- [TASK OBJECTIVE]: Locate the word "零陵区黄田铺镇舜帝庙村" in the entries below, then gather every line that holds it.

[Items from a dataset]
###
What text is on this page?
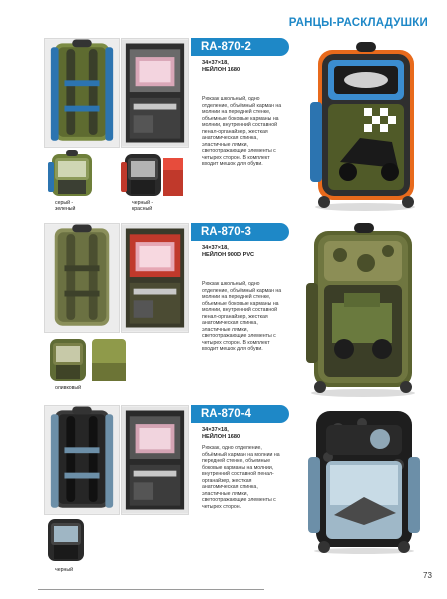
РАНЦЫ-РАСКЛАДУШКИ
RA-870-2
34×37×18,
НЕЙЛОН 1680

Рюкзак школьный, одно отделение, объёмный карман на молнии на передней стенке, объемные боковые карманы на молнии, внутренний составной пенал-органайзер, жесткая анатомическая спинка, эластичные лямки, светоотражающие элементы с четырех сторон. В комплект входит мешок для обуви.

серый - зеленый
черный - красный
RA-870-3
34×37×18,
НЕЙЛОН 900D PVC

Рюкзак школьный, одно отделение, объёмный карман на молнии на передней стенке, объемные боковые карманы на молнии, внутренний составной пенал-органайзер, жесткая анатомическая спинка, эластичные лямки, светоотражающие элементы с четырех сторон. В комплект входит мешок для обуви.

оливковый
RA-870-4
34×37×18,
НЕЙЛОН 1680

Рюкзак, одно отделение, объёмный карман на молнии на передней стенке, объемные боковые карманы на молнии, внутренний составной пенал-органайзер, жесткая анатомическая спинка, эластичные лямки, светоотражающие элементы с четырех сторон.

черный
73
###
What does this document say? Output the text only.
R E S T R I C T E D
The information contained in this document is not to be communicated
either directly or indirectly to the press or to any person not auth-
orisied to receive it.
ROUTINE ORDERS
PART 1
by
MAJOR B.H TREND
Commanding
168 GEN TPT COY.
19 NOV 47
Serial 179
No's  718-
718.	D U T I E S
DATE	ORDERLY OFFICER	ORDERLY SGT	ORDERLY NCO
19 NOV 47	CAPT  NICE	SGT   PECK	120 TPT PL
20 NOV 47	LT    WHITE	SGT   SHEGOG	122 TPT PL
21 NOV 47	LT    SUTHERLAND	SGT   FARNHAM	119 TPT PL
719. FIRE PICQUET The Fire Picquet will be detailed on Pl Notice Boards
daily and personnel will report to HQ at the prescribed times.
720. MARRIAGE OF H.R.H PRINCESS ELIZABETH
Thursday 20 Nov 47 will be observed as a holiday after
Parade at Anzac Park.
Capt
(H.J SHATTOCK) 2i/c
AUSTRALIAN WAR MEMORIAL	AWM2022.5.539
###
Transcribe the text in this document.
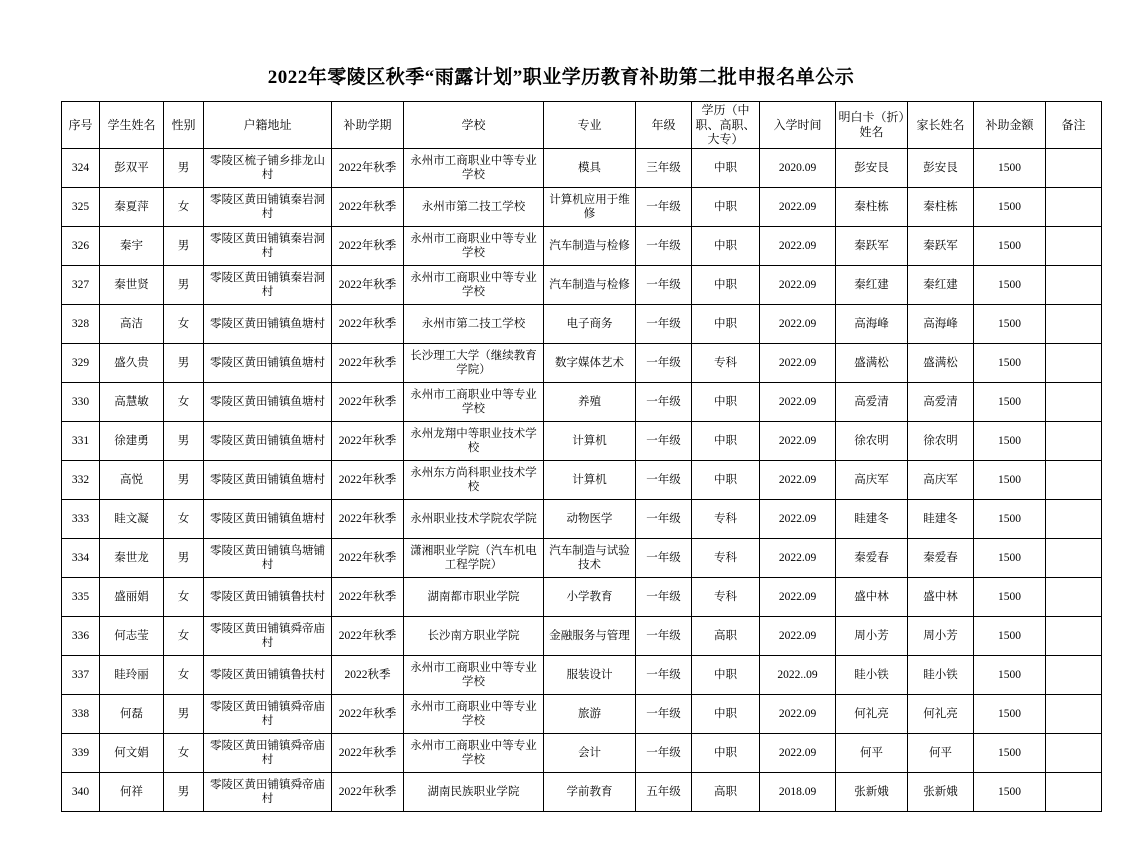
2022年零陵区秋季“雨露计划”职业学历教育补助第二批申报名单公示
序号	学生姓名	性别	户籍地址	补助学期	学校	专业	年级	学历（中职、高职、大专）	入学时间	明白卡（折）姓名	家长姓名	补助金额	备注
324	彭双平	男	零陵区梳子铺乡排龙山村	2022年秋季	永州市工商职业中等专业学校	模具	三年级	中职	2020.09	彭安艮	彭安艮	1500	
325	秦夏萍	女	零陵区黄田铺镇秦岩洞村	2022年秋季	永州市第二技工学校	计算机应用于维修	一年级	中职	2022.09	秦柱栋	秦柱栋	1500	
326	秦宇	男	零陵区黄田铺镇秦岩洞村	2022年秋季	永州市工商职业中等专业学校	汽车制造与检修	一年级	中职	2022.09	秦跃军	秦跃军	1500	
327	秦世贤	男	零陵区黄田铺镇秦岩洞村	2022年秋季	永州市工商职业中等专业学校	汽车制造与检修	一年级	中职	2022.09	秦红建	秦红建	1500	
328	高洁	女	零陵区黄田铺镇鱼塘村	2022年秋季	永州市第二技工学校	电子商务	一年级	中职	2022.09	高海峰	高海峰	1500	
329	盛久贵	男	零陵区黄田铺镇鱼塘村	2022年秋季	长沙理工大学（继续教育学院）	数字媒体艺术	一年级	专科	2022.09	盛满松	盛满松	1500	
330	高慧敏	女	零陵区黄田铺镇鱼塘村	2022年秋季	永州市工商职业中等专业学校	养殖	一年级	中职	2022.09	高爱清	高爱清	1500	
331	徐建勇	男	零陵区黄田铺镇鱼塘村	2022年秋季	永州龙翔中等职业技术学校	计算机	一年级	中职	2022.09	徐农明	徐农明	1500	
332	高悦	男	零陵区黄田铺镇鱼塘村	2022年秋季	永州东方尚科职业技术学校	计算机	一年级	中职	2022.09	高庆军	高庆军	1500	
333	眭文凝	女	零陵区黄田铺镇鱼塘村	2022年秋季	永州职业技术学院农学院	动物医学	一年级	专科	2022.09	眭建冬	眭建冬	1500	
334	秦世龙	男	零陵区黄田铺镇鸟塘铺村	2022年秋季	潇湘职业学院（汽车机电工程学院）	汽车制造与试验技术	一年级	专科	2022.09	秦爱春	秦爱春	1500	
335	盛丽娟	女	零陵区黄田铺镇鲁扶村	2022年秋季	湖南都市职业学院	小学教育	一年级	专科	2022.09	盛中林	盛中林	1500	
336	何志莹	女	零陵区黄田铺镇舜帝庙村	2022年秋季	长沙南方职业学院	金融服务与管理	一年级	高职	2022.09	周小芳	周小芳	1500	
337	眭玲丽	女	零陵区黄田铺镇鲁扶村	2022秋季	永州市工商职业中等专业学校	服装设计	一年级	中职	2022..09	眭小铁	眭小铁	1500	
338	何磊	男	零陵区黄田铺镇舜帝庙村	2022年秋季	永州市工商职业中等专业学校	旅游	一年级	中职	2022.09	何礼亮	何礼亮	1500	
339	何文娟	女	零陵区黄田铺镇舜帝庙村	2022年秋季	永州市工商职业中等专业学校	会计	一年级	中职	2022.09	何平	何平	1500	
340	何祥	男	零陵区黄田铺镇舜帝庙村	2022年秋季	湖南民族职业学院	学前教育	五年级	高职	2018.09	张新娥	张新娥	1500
###
- [RESULT OF THIS TASK]:
336	何志莹	女	零陵区黄田铺镇舜帝庙村	2022年秋季	长沙南方职业学院	金融服务与管理	一年级	高职	2022.09	周小芳	周小芳	1500	
338	何磊	男	零陵区黄田铺镇舜帝庙村	2022年秋季	永州市工商职业中等专业学校	旅游	一年级	中职	2022.09	何礼亮	何礼亮	1500	
339	何文娟	女	零陵区黄田铺镇舜帝庙村	2022年秋季	永州市工商职业中等专业学校	会计	一年级	中职	2022.09	何平	何平	1500	
340	何祥	男	零陵区黄田铺镇舜帝庙村	2022年秋季	湖南民族职业学院	学前教育	五年级	高职	2018.09	张新娥	张新娥	1500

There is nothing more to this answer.